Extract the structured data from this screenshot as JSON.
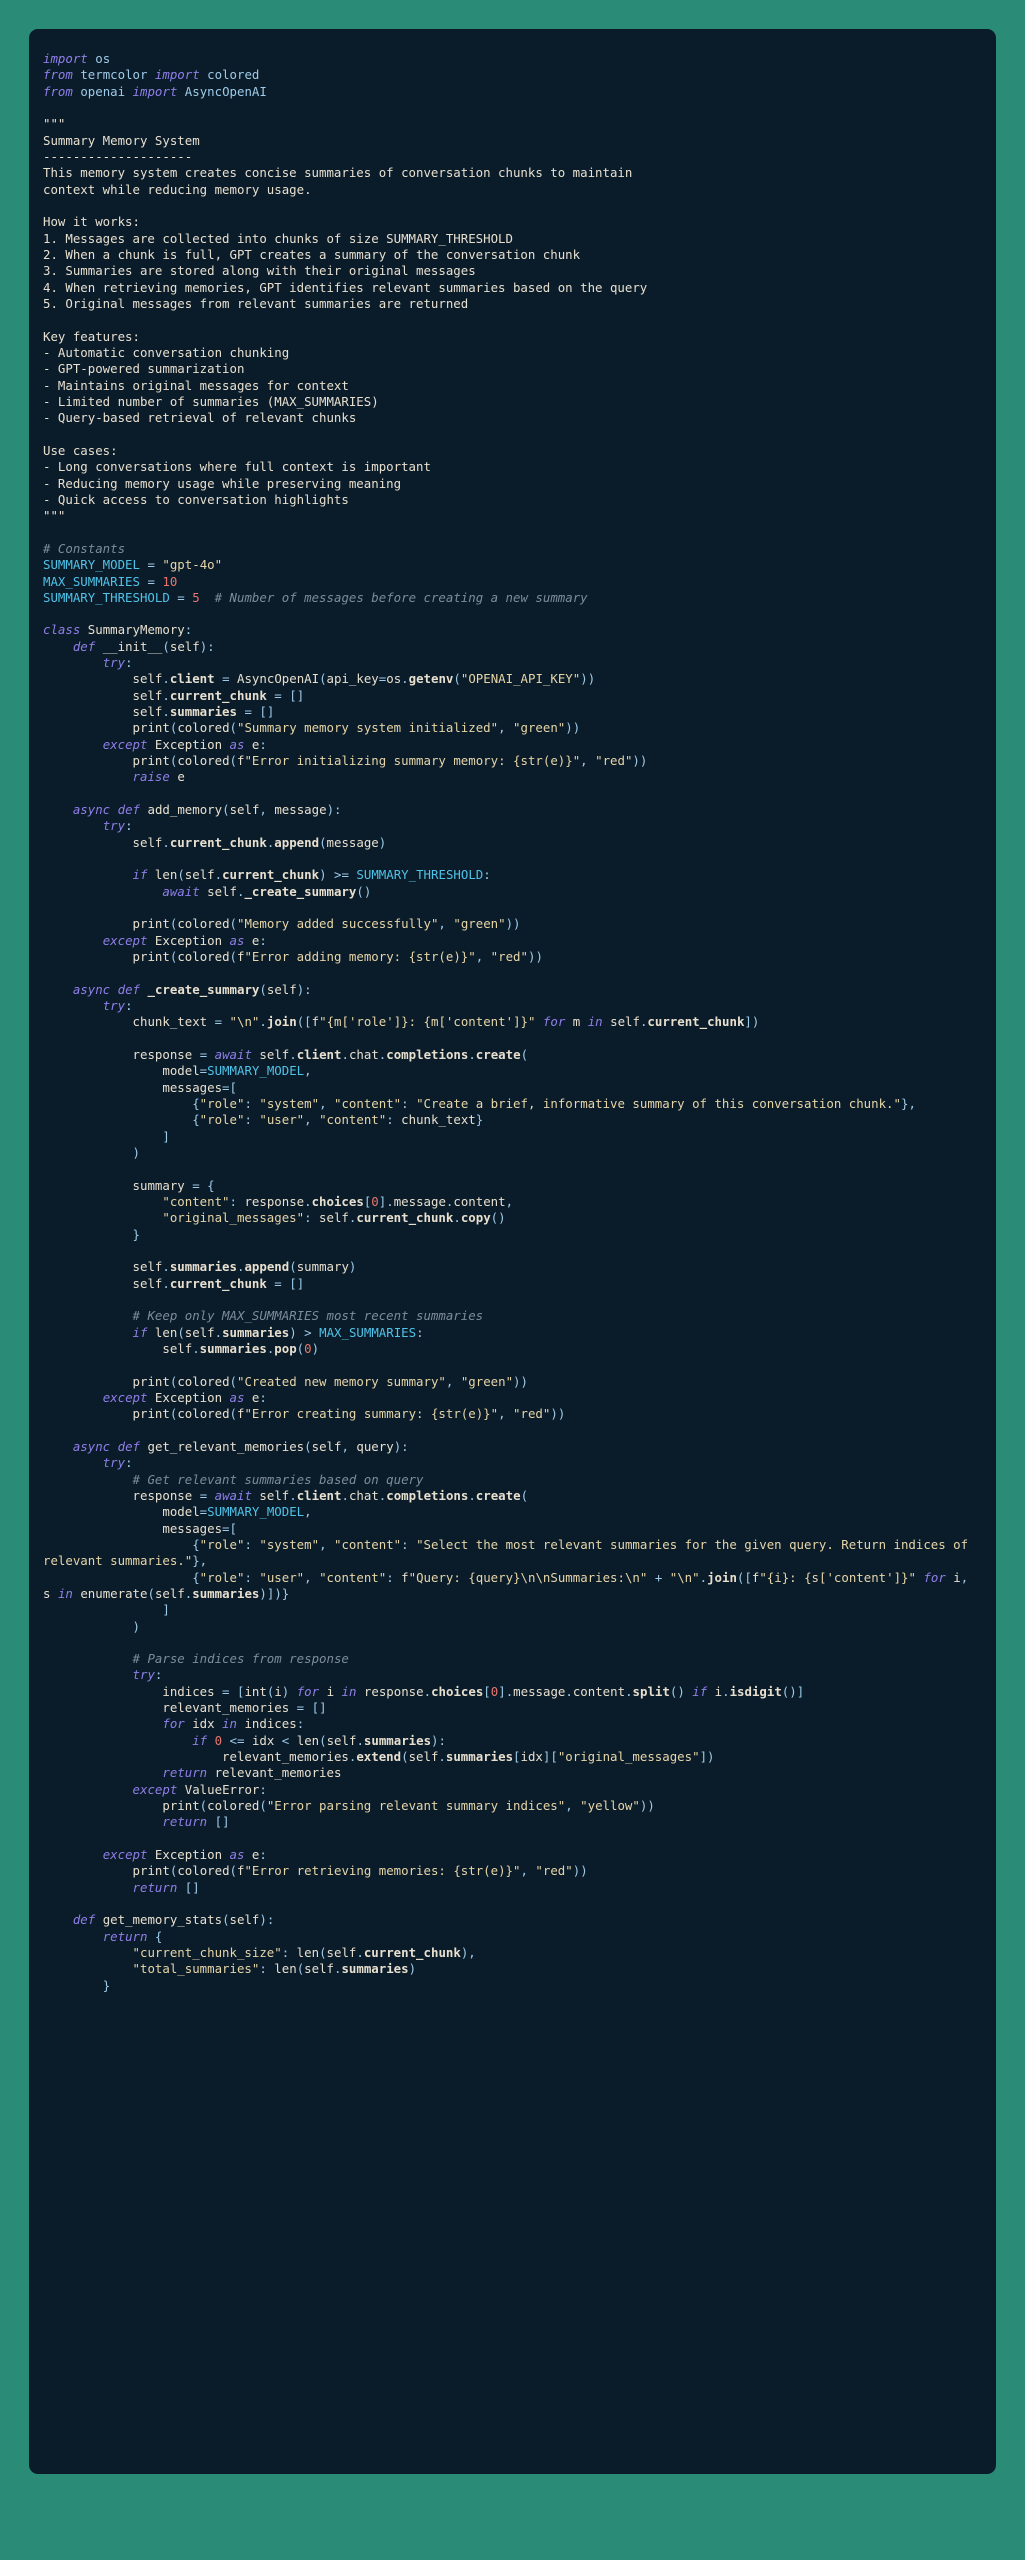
{
  "theme": {
    "page_background": "#2a8c77",
    "card_background": "#0a1b2a",
    "default_text": "#e8e0cf",
    "keyword": "#8f7fe8",
    "string": "#e6d5a7",
    "number": "#e8766d",
    "comment": "#7e8c99",
    "constant": "#4fc3e8",
    "identifier_blue": "#9ecbe8"
  },
  "language": "python",
  "code": {
    "title": "Summary Memory System",
    "imports": [
      "import os",
      "from termcolor import colored",
      "from openai import AsyncOpenAI"
    ],
    "docstring": {
      "heading": "Summary Memory System",
      "rule": "--------------------",
      "intro": [
        "This memory system creates concise summaries of conversation chunks to maintain",
        "context while reducing memory usage."
      ],
      "how_it_works_label": "How it works:",
      "how_it_works": [
        "1. Messages are collected into chunks of size SUMMARY_THRESHOLD",
        "2. When a chunk is full, GPT creates a summary of the conversation chunk",
        "3. Summaries are stored along with their original messages",
        "4. When retrieving memories, GPT identifies relevant summaries based on the query",
        "5. Original messages from relevant summaries are returned"
      ],
      "key_features_label": "Key features:",
      "key_features": [
        "- Automatic conversation chunking",
        "- GPT-powered summarization",
        "- Maintains original messages for context",
        "- Limited number of summaries (MAX_SUMMARIES)",
        "- Query-based retrieval of relevant chunks"
      ],
      "use_cases_label": "Use cases:",
      "use_cases": [
        "- Long conversations where full context is important",
        "- Reducing memory usage while preserving meaning",
        "- Quick access to conversation highlights"
      ]
    },
    "constants_comment": "# Constants",
    "constants": [
      {
        "name": "SUMMARY_MODEL",
        "value": "\"gpt-4o\""
      },
      {
        "name": "MAX_SUMMARIES",
        "value": "10"
      },
      {
        "name": "SUMMARY_THRESHOLD",
        "value": "5",
        "comment": "# Number of messages before creating a new summary"
      }
    ],
    "class_name": "SummaryMemory",
    "methods": [
      "__init__(self)",
      "add_memory(self, message)",
      "_create_summary(self)",
      "get_relevant_memories(self, query)",
      "get_memory_stats(self)"
    ],
    "messages": [
      "Summary memory system initialized",
      "Error initializing summary memory: {str(e)}",
      "Memory added successfully",
      "Error adding memory: {str(e)}",
      "Created new memory summary",
      "Error creating summary: {str(e)}",
      "Error parsing relevant summary indices",
      "Error retrieving memories: {str(e)}"
    ],
    "colors_used": [
      "green",
      "red",
      "yellow"
    ],
    "prompts": [
      "Create a brief, informative summary of this conversation chunk.",
      "Select the most relevant summaries for the given query. Return indices of relevant summaries."
    ],
    "inline_comments": [
      "# Keep only MAX_SUMMARIES most recent summaries",
      "# Get relevant summaries based on query",
      "# Parse indices from response"
    ],
    "stats_keys": [
      "current_chunk_size",
      "total_summaries"
    ],
    "summary_keys": [
      "content",
      "original_messages"
    ],
    "full_text": "import os\nfrom termcolor import colored\nfrom openai import AsyncOpenAI\n\n\"\"\"\nSummary Memory System\n--------------------\nThis memory system creates concise summaries of conversation chunks to maintain\ncontext while reducing memory usage.\n\nHow it works:\n1. Messages are collected into chunks of size SUMMARY_THRESHOLD\n2. When a chunk is full, GPT creates a summary of the conversation chunk\n3. Summaries are stored along with their original messages\n4. When retrieving memories, GPT identifies relevant summaries based on the query\n5. Original messages from relevant summaries are returned\n\nKey features:\n- Automatic conversation chunking\n- GPT-powered summarization\n- Maintains original messages for context\n- Limited number of summaries (MAX_SUMMARIES)\n- Query-based retrieval of relevant chunks\n\nUse cases:\n- Long conversations where full context is important\n- Reducing memory usage while preserving meaning\n- Quick access to conversation highlights\n\"\"\"\n\n# Constants\nSUMMARY_MODEL = \"gpt-4o\"\nMAX_SUMMARIES = 10\nSUMMARY_THRESHOLD = 5  # Number of messages before creating a new summary\n\nclass SummaryMemory:\n    def __init__(self):\n        try:\n            self.client = AsyncOpenAI(api_key=os.getenv(\"OPENAI_API_KEY\"))\n            self.current_chunk = []\n            self.summaries = []\n            print(colored(\"Summary memory system initialized\", \"green\"))\n        except Exception as e:\n            print(colored(f\"Error initializing summary memory: {str(e)}\", \"red\"))\n            raise e\n\n    async def add_memory(self, message):\n        try:\n            self.current_chunk.append(message)\n\n            if len(self.current_chunk) >= SUMMARY_THRESHOLD:\n                await self._create_summary()\n\n            print(colored(\"Memory added successfully\", \"green\"))\n        except Exception as e:\n            print(colored(f\"Error adding memory: {str(e)}\", \"red\"))\n\n    async def _create_summary(self):\n        try:\n            chunk_text = \"\\n\".join([f\"{m['role']}: {m['content']}\" for m in self.current_chunk])\n\n            response = await self.client.chat.completions.create(\n                model=SUMMARY_MODEL,\n                messages=[\n                    {\"role\": \"system\", \"content\": \"Create a brief, informative summary of this conversation chunk.\"},\n                    {\"role\": \"user\", \"content\": chunk_text}\n                ]\n            )\n\n            summary = {\n                \"content\": response.choices[0].message.content,\n                \"original_messages\": self.current_chunk.copy()\n            }\n\n            self.summaries.append(summary)\n            self.current_chunk = []\n\n            # Keep only MAX_SUMMARIES most recent summaries\n            if len(self.summaries) > MAX_SUMMARIES:\n                self.summaries.pop(0)\n\n            print(colored(\"Created new memory summary\", \"green\"))\n        except Exception as e:\n            print(colored(f\"Error creating summary: {str(e)}\", \"red\"))\n\n    async def get_relevant_memories(self, query):\n        try:\n            # Get relevant summaries based on query\n            response = await self.client.chat.completions.create(\n                model=SUMMARY_MODEL,\n                messages=[\n                    {\"role\": \"system\", \"content\": \"Select the most relevant summaries for the given query. Return indices of relevant summaries.\"},\n                    {\"role\": \"user\", \"content\": f\"Query: {query}\\n\\nSummaries:\\n\" + \"\\n\".join([f\"{i}: {s['content']}\" for i, s in enumerate(self.summaries)])}\n                ]\n            )\n\n            # Parse indices from response\n            try:\n                indices = [int(i) for i in response.choices[0].message.content.split() if i.isdigit()]\n                relevant_memories = []\n                for idx in indices:\n                    if 0 <= idx < len(self.summaries):\n                        relevant_memories.extend(self.summaries[idx][\"original_messages\"])\n                return relevant_memories\n            except ValueError:\n                print(colored(\"Error parsing relevant summary indices\", \"yellow\"))\n                return []\n\n        except Exception as e:\n            print(colored(f\"Error retrieving memories: {str(e)}\", \"red\"))\n            return []\n\n    def get_memory_stats(self):\n        return {\n            \"current_chunk_size\": len(self.current_chunk),\n            \"total_summaries\": len(self.summaries)\n        }"
  }
}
※
== REQUIRED WORK ==
Every line above should be returned word for word, with the pictures left behind.

== OUTPUT FOR THIS EXERCISE ==
Extract the structured data from this screenshot as JSON.
{
  "theme": {
    "page_background": "#2a8c77",
    "card_background": "#0a1b2a",
    "default_text": "#e8e0cf",
    "keyword": "#8f7fe8",
    "string": "#e6d5a7",
    "number": "#e8766d",
    "comment": "#7e8c99",
    "constant": "#4fc3e8",
    "identifier_blue": "#9ecbe8"
  },
  "language": "python",
  "code": {
    "title": "Summary Memory System",
    "imports": [
      "import os",
      "from termcolor import colored",
      "from openai import AsyncOpenAI"
    ],
    "docstring": {
      "heading": "Summary Memory System",
      "rule": "--------------------",
      "intro": [
        "This memory system creates concise summaries of conversation chunks to maintain",
        "context while reducing memory usage."
      ],
      "how_it_works_label": "How it works:",
      "how_it_works": [
        "1. Messages are collected into chunks of size SUMMARY_THRESHOLD",
        "2. When a chunk is full, GPT creates a summary of the conversation chunk",
        "3. Summaries are stored along with their original messages",
        "4. When retrieving memories, GPT identifies relevant summaries based on the query",
        "5. Original messages from relevant summaries are returned"
      ],
      "key_features_label": "Key features:",
      "key_features": [
        "- Automatic conversation chunking",
        "- GPT-powered summarization",
        "- Maintains original messages for context",
        "- Limited number of summaries (MAX_SUMMARIES)",
        "- Query-based retrieval of relevant chunks"
      ],
      "use_cases_label": "Use cases:",
      "use_cases": [
        "- Long conversations where full context is important",
        "- Reducing memory usage while preserving meaning",
        "- Quick access to conversation highlights"
      ]
    },
    "constants_comment": "# Constants",
    "constants": [
      {
        "name": "SUMMARY_MODEL",
        "value": "\"gpt-4o\""
      },
      {
        "name": "MAX_SUMMARIES",
        "value": "10"
      },
      {
        "name": "SUMMARY_THRESHOLD",
        "value": "5",
        "comment": "# Number of messages before creating a new summary"
      }
    ],
    "class_name": "SummaryMemory",
    "methods": [
      "__init__(self)",
      "add_memory(self, message)",
      "_create_summary(self)",
      "get_relevant_memories(self, query)",
      "get_memory_stats(self)"
    ],
    "messages": [
      "Summary memory system initialized",
      "Error initializing summary memory: {str(e)}",
      "Memory added successfully",
      "Error adding memory: {str(e)}",
      "Created new memory summary",
      "Error creating summary: {str(e)}",
      "Error parsing relevant summary indices",
      "Error retrieving memories: {str(e)}"
    ],
    "colors_used": [
      "green",
      "red",
      "yellow"
    ],
    "prompts": [
      "Create a brief, informative summary of this conversation chunk.",
      "Select the most relevant summaries for the given query. Return indices of relevant summaries."
    ],
    "inline_comments": [
      "# Keep only MAX_SUMMARIES most recent summaries",
      "# Get relevant summaries based on query",
      "# Parse indices from response"
    ],
    "stats_keys": [
      "current_chunk_size",
      "total_summaries"
    ],
    "summary_keys": [
      "content",
      "original_messages"
    ],
    "full_text": "import os\nfrom termcolor import colored\nfrom openai import AsyncOpenAI\n\n\"\"\"\nSummary Memory System\n--------------------\nThis memory system creates concise summaries of conversation chunks to maintain\ncontext while reducing memory usage.\n\nHow it works:\n1. Messages are collected into chunks of size SUMMARY_THRESHOLD\n2. When a chunk is full, GPT creates a summary of the conversation chunk\n3. Summaries are stored along with their original messages\n4. When retrieving memories, GPT identifies relevant summaries based on the query\n5. Original messages from relevant summaries are returned\n\nKey features:\n- Automatic conversation chunking\n- GPT-powered summarization\n- Maintains original messages for context\n- Limited number of summaries (MAX_SUMMARIES)\n- Query-based retrieval of relevant chunks\n\nUse cases:\n- Long conversations where full context is important\n- Reducing memory usage while preserving meaning\n- Quick access to conversation highlights\n\"\"\"\n\n# Constants\nSUMMARY_MODEL = \"gpt-4o\"\nMAX_SUMMARIES = 10\nSUMMARY_THRESHOLD = 5  # Number of messages before creating a new summary\n\nclass SummaryMemory:\n    def __init__(self):\n        try:\n            self.client = AsyncOpenAI(api_key=os.getenv(\"OPENAI_API_KEY\"))\n            self.current_chunk = []\n            self.summaries = []\n            print(colored(\"Summary memory system initialized\", \"green\"))\n        except Exception as e:\n            print(colored(f\"Error initializing summary memory: {str(e)}\", \"red\"))\n            raise e\n\n    async def add_memory(self, message):\n        try:\n            self.current_chunk.append(message)\n\n            if len(self.current_chunk) >= SUMMARY_THRESHOLD:\n                await self._create_summary()\n\n            print(colored(\"Memory added successfully\", \"green\"))\n        except Exception as e:\n            print(colored(f\"Error adding memory: {str(e)}\", \"red\"))\n\n    async def _create_summary(self):\n        try:\n            chunk_text = \"\\n\".join([f\"{m['role']}: {m['content']}\" for m in self.current_chunk])\n\n            response = await self.client.chat.completions.create(\n                model=SUMMARY_MODEL,\n                messages=[\n                    {\"role\": \"system\", \"content\": \"Create a brief, informative summary of this conversation chunk.\"},\n                    {\"role\": \"user\", \"content\": chunk_text}\n                ]\n            )\n\n            summary = {\n                \"content\": response.choices[0].message.content,\n                \"original_messages\": self.current_chunk.copy()\n            }\n\n            self.summaries.append(summary)\n            self.current_chunk = []\n\n            # Keep only MAX_SUMMARIES most recent summaries\n            if len(self.summaries) > MAX_SUMMARIES:\n                self.summaries.pop(0)\n\n            print(colored(\"Created new memory summary\", \"green\"))\n        except Exception as e:\n            print(colored(f\"Error creating summary: {str(e)}\", \"red\"))\n\n    async def get_relevant_memories(self, query):\n        try:\n            # Get relevant summaries based on query\n            response = await self.client.chat.completions.create(\n                model=SUMMARY_MODEL,\n                messages=[\n                    {\"role\": \"system\", \"content\": \"Select the most relevant summaries for the given query. Return indices of relevant summaries.\"},\n                    {\"role\": \"user\", \"content\": f\"Query: {query}\\n\\nSummaries:\\n\" + \"\\n\".join([f\"{i}: {s['content']}\" for i, s in enumerate(self.summaries)])}\n                ]\n            )\n\n            # Parse indices from response\n            try:\n                indices = [int(i) for i in response.choices[0].message.content.split() if i.isdigit()]\n                relevant_memories = []\n                for idx in indices:\n                    if 0 <= idx < len(self.summaries):\n                        relevant_memories.extend(self.summaries[idx][\"original_messages\"])\n                return relevant_memories\n            except ValueError:\n                print(colored(\"Error parsing relevant summary indices\", \"yellow\"))\n                return []\n\n        except Exception as e:\n            print(colored(f\"Error retrieving memories: {str(e)}\", \"red\"))\n            return []\n\n    def get_memory_stats(self):\n        return {\n            \"current_chunk_size\": len(self.current_chunk),\n            \"total_summaries\": len(self.summaries)\n        }"
  }
}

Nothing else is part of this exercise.